EXERCISE: Set down each record below precisely, skipping the pictures.

INFORMATION PROVIDED:
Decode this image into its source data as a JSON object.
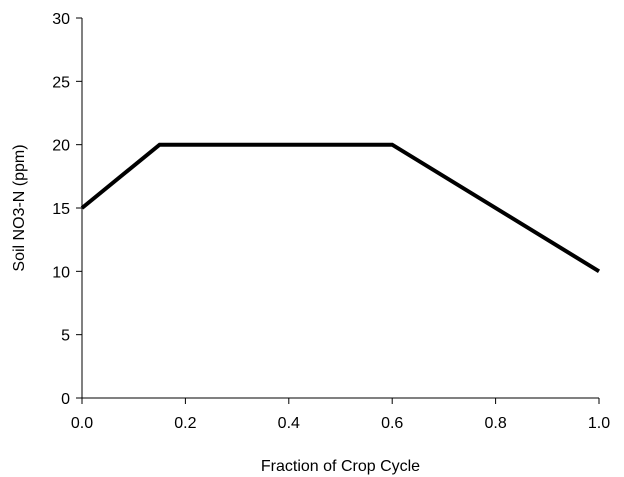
{
  "chart_data": {
    "type": "line",
    "title": "",
    "xlabel": "Fraction of Crop Cycle",
    "ylabel": "Soil NO3-N (ppm)",
    "xlim": [
      0,
      1
    ],
    "ylim": [
      0,
      30
    ],
    "xticks": [
      0.0,
      0.2,
      0.4,
      0.6,
      0.8,
      1.0
    ],
    "xtick_labels": [
      "0.0",
      "0.2",
      "0.4",
      "0.6",
      "0.8",
      "1.0"
    ],
    "yticks": [
      0,
      5,
      10,
      15,
      20,
      25,
      30
    ],
    "ytick_labels": [
      "0",
      "5",
      "10",
      "15",
      "20",
      "25",
      "30"
    ],
    "grid": false,
    "legend": "none",
    "series": [
      {
        "color": "#000000",
        "x": [
          0.0,
          0.15,
          0.6,
          1.0
        ],
        "y": [
          15,
          20,
          20,
          10
        ]
      }
    ]
  }
}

RESULT FOR THIS TASK:
Decode this image into its source data as a JSON object.
{
  "chart_data": {
    "type": "line",
    "title": "",
    "xlabel": "Fraction of Crop Cycle",
    "ylabel": "Soil NO3-N (ppm)",
    "xlim": [
      0,
      1
    ],
    "ylim": [
      0,
      30
    ],
    "xticks": [
      0.0,
      0.2,
      0.4,
      0.6,
      0.8,
      1.0
    ],
    "xtick_labels": [
      "0.0",
      "0.2",
      "0.4",
      "0.6",
      "0.8",
      "1.0"
    ],
    "yticks": [
      0,
      5,
      10,
      15,
      20,
      25,
      30
    ],
    "ytick_labels": [
      "0",
      "5",
      "10",
      "15",
      "20",
      "25",
      "30"
    ],
    "grid": false,
    "legend": "none",
    "series": [
      {
        "color": "#000000",
        "x": [
          0.0,
          0.15,
          0.6,
          1.0
        ],
        "y": [
          15,
          20,
          20,
          10
        ]
      }
    ]
  }
}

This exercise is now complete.